▶ [AIM OF THE EXERCISE] Identify and copy all lines of the material where the string "chapter" is found.

Extracted records
────────

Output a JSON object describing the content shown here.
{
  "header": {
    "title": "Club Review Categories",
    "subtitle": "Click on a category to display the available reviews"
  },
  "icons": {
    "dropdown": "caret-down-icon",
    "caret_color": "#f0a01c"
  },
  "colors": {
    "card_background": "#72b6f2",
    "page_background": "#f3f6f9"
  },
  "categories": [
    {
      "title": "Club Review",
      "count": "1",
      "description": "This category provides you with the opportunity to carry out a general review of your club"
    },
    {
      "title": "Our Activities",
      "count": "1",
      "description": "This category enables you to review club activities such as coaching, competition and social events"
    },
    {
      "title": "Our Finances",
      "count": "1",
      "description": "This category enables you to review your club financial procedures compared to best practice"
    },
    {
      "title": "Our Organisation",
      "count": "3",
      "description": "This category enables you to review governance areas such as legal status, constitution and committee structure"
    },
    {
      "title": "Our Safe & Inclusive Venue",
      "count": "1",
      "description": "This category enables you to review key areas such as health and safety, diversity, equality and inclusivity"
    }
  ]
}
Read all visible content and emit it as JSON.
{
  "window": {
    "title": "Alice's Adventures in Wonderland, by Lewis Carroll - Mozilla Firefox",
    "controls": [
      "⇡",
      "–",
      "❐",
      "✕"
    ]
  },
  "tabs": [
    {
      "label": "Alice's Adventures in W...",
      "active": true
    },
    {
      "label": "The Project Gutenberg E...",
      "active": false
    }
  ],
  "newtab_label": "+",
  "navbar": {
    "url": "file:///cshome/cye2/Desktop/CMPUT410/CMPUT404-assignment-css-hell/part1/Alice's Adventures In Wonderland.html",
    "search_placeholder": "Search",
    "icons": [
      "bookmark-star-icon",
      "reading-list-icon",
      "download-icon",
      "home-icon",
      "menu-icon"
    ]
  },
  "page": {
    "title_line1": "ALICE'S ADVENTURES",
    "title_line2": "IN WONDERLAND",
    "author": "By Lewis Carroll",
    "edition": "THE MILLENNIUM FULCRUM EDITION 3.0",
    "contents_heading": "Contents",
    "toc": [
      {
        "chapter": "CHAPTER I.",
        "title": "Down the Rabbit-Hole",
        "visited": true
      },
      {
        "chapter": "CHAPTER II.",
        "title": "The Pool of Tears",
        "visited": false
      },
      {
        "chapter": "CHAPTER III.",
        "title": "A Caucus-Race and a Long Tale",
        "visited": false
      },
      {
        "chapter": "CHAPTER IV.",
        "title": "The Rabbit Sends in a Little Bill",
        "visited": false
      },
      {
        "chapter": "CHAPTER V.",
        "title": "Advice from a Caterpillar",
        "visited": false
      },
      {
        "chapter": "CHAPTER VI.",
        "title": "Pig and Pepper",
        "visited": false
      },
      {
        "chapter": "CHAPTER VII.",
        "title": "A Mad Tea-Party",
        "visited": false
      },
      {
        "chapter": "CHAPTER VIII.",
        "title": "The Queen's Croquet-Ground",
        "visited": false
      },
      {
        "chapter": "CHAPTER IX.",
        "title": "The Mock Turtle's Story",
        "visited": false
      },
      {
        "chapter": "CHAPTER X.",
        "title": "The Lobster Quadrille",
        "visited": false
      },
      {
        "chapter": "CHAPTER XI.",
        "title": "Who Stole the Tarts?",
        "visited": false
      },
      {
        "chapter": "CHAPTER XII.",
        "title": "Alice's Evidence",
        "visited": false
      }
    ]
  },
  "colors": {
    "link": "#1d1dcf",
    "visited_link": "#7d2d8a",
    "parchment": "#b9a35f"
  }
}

────────

▶ [RIGHT ANSWER]
        "chapter": "CHAPTER I.",
        "chapter": "CHAPTER II.",
        "chapter": "CHAPTER III.",
        "chapter": "CHAPTER IV.",
        "chapter": "CHAPTER V.",
        "chapter": "CHAPTER VI.",
        "chapter": "CHAPTER VII.",
        "chapter": "CHAPTER VIII.",
        "chapter": "CHAPTER IX.",
        "chapter": "CHAPTER X.",
        "chapter": "CHAPTER XI.",
        "chapter": "CHAPTER XII.",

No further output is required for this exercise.